§ **Description of the task**: Reproduce the records below in full and without edits, omitting images.

[Start Material supplied]

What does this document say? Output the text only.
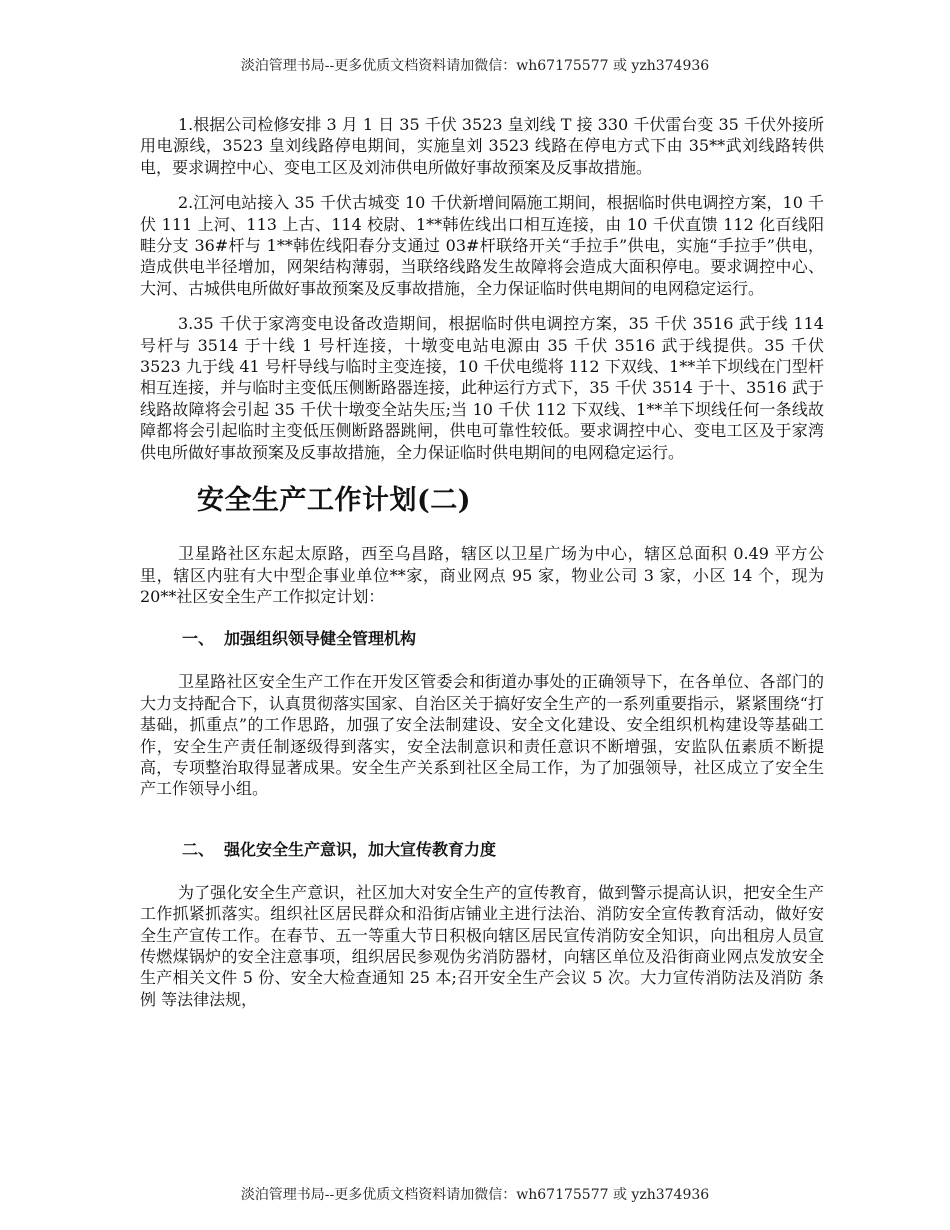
淡泊管理书局--更多优质文档资料请加微信：wh67175577 或 yzh374936

1.根据公司检修安排 3 月 1 日 35 千伏 3523 皇刘线 T 接 330 千伏雷台变 35 千伏外接所用电源线，3523 皇刘线路停电期间，实施皇刘 3523 线路在停电方式下由 35**武刘线路转供电，要求调控中心、变电工区及刘沛供电所做好事故预案及反事故措施。

2.江河电站接入 35 千伏古城变 10 千伏新增间隔施工期间，根据临时供电调控方案，10 千伏 111 上河、113 上古、114 校尉、1**韩佐线出口相互连接，由 10 千伏直馈 112 化百线阳畦分支 36#杆与 1**韩佐线阳春分支通过 03#杆联络开关“手拉手”供电，实施“手拉手”供电，造成供电半径增加，网架结构薄弱，当联络线路发生故障将会造成大面积停电。要求调控中心、大河、古城供电所做好事故预案及反事故措施，全力保证临时供电期间的电网稳定运行。

3.35 千伏于家湾变电设备改造期间，根据临时供电调控方案，35 千伏 3516 武于线 114 号杆与 3514 于十线 1 号杆连接，十墩变电站电源由 35 千伏 3516 武于线提供。35 千伏 3523 九于线 41 号杆导线与临时主变连接，10 千伏电缆将 112 下双线、1**羊下坝线在门型杆相互连接，并与临时主变低压侧断路器连接，此种运行方式下，35 千伏 3514 于十、3516 武于线路故障将会引起 35 千伏十墩变全站失压;当 10 千伏 112 下双线、1**羊下坝线任何一条线故障都将会引起临时主变低压侧断路器跳闸，供电可靠性较低。要求调控中心、变电工区及于家湾供电所做好事故预案及反事故措施，全力保证临时供电期间的电网稳定运行。

安全生产工作计划(二)

卫星路社区东起太原路，西至乌昌路，辖区以卫星广场为中心，辖区总面积 0.49 平方公里，辖区内驻有大中型企事业单位**家，商业网点 95 家，物业公司 3 家，小区 14 个，现为 20**社区安全生产工作拟定计划：

一、 加强组织领导健全管理机构

卫星路社区安全生产工作在开发区管委会和街道办事处的正确领导下，在各单位、各部门的大力支持配合下，认真贯彻落实国家、自治区关于搞好安全生产的一系列重要指示，紧紧围绕“打基础，抓重点”的工作思路，加强了安全法制建设、安全文化建设、安全组织机构建设等基础工作，安全生产责任制逐级得到落实，安全法制意识和责任意识不断增强，安监队伍素质不断提高，专项整治取得显著成果。安全生产关系到社区全局工作，为了加强领导，社区成立了安全生产工作领导小组。

二、 强化安全生产意识，加大宣传教育力度

为了强化安全生产意识，社区加大对安全生产的宣传教育，做到警示提高认识，把安全生产工作抓紧抓落实。组织社区居民群众和沿街店铺业主进行法治、消防安全宣传教育活动，做好安全生产宣传工作。在春节、五一等重大节日积极向辖区居民宣传消防安全知识，向出租房人员宣传燃煤锅炉的安全注意事项，组织居民参观伪劣消防器材，向辖区单位及沿街商业网点发放安全生产相关文件 5 份、安全大检查通知 25 本;召开安全生产会议 5 次。大力宣传消防法及消防 条例 等法律法规，

淡泊管理书局--更多优质文档资料请加微信：wh67175577 或 yzh374936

[End Material supplied]

§ **The output**:
What does this document say? Output the text only.
淡泊管理书局--更多优质文档资料请加微信：wh67175577 或 yzh374936

1.根据公司检修安排 3 月 1 日 35 千伏 3523 皇刘线 T 接 330 千伏雷台变 35 千伏外接所用电源线，3523 皇刘线路停电期间，实施皇刘 3523 线路在停电方式下由 35**武刘线路转供电，要求调控中心、变电工区及刘沛供电所做好事故预案及反事故措施。

2.江河电站接入 35 千伏古城变 10 千伏新增间隔施工期间，根据临时供电调控方案，10 千伏 111 上河、113 上古、114 校尉、1**韩佐线出口相互连接，由 10 千伏直馈 112 化百线阳畦分支 36#杆与 1**韩佐线阳春分支通过 03#杆联络开关“手拉手”供电，实施“手拉手”供电，造成供电半径增加，网架结构薄弱，当联络线路发生故障将会造成大面积停电。要求调控中心、大河、古城供电所做好事故预案及反事故措施，全力保证临时供电期间的电网稳定运行。

3.35 千伏于家湾变电设备改造期间，根据临时供电调控方案，35 千伏 3516 武于线 114 号杆与 3514 于十线 1 号杆连接，十墩变电站电源由 35 千伏 3516 武于线提供。35 千伏 3523 九于线 41 号杆导线与临时主变连接，10 千伏电缆将 112 下双线、1**羊下坝线在门型杆相互连接，并与临时主变低压侧断路器连接，此种运行方式下，35 千伏 3514 于十、3516 武于线路故障将会引起 35 千伏十墩变全站失压;当 10 千伏 112 下双线、1**羊下坝线任何一条线故障都将会引起临时主变低压侧断路器跳闸，供电可靠性较低。要求调控中心、变电工区及于家湾供电所做好事故预案及反事故措施，全力保证临时供电期间的电网稳定运行。

安全生产工作计划(二)

卫星路社区东起太原路，西至乌昌路，辖区以卫星广场为中心，辖区总面积 0.49 平方公里，辖区内驻有大中型企事业单位**家，商业网点 95 家，物业公司 3 家，小区 14 个，现为 20**社区安全生产工作拟定计划：

一、 加强组织领导健全管理机构

卫星路社区安全生产工作在开发区管委会和街道办事处的正确领导下，在各单位、各部门的大力支持配合下，认真贯彻落实国家、自治区关于搞好安全生产的一系列重要指示，紧紧围绕“打基础，抓重点”的工作思路，加强了安全法制建设、安全文化建设、安全组织机构建设等基础工作，安全生产责任制逐级得到落实，安全法制意识和责任意识不断增强，安监队伍素质不断提高，专项整治取得显著成果。安全生产关系到社区全局工作，为了加强领导，社区成立了安全生产工作领导小组。

二、 强化安全生产意识，加大宣传教育力度

为了强化安全生产意识，社区加大对安全生产的宣传教育，做到警示提高认识，把安全生产工作抓紧抓落实。组织社区居民群众和沿街店铺业主进行法治、消防安全宣传教育活动，做好安全生产宣传工作。在春节、五一等重大节日积极向辖区居民宣传消防安全知识，向出租房人员宣传燃煤锅炉的安全注意事项，组织居民参观伪劣消防器材，向辖区单位及沿街商业网点发放安全生产相关文件 5 份、安全大检查通知 25 本;召开安全生产会议 5 次。大力宣传消防法及消防 条例 等法律法规，

淡泊管理书局--更多优质文档资料请加微信：wh67175577 或 yzh374936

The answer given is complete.